══ DATASET CONTENT
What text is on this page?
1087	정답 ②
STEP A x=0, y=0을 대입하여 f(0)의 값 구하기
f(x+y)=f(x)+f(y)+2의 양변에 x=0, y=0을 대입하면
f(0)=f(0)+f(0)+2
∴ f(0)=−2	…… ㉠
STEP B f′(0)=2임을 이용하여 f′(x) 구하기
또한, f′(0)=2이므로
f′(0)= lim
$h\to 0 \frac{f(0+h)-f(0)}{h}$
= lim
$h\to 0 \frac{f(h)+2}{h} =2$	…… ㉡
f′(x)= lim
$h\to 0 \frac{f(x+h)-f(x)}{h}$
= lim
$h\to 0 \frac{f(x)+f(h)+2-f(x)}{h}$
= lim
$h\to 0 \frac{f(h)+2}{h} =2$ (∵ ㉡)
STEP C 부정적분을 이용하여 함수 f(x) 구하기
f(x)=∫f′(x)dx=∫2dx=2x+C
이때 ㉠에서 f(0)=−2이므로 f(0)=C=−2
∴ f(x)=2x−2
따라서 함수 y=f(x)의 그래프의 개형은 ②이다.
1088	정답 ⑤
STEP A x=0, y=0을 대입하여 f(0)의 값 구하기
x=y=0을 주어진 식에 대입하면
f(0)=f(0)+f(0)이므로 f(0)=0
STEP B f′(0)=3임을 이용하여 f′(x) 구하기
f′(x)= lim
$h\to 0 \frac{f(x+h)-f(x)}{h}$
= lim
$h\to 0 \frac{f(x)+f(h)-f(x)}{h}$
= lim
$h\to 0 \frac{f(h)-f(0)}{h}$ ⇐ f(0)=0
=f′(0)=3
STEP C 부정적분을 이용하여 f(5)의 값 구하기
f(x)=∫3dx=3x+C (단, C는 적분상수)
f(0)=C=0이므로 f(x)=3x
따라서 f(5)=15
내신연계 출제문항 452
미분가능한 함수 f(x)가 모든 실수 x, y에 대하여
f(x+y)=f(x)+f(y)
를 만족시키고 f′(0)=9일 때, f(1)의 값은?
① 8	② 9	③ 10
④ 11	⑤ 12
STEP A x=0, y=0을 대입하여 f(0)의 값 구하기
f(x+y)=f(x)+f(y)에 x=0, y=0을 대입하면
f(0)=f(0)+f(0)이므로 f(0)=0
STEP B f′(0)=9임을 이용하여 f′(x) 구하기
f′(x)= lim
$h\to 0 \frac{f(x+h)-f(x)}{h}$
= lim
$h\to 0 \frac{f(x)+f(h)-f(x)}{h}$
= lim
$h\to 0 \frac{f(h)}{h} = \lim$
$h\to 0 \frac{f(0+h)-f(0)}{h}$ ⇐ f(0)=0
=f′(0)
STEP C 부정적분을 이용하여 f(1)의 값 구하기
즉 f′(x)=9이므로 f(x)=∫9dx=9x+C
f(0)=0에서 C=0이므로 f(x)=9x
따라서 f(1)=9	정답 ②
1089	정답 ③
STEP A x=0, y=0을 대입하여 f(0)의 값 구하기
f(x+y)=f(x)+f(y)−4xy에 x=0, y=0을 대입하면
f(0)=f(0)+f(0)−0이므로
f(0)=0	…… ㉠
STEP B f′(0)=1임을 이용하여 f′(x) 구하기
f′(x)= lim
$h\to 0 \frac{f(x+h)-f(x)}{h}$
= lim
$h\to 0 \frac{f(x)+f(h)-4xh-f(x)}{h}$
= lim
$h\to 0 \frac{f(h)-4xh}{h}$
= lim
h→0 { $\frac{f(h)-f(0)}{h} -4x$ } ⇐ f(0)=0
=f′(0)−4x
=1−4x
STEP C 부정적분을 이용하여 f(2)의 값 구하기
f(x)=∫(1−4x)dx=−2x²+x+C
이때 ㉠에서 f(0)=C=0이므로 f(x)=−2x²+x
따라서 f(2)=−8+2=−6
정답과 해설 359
════
PROMPT = Scan the records above and report how many lines include the word "STEP", without any other text.

OUTPUT = 12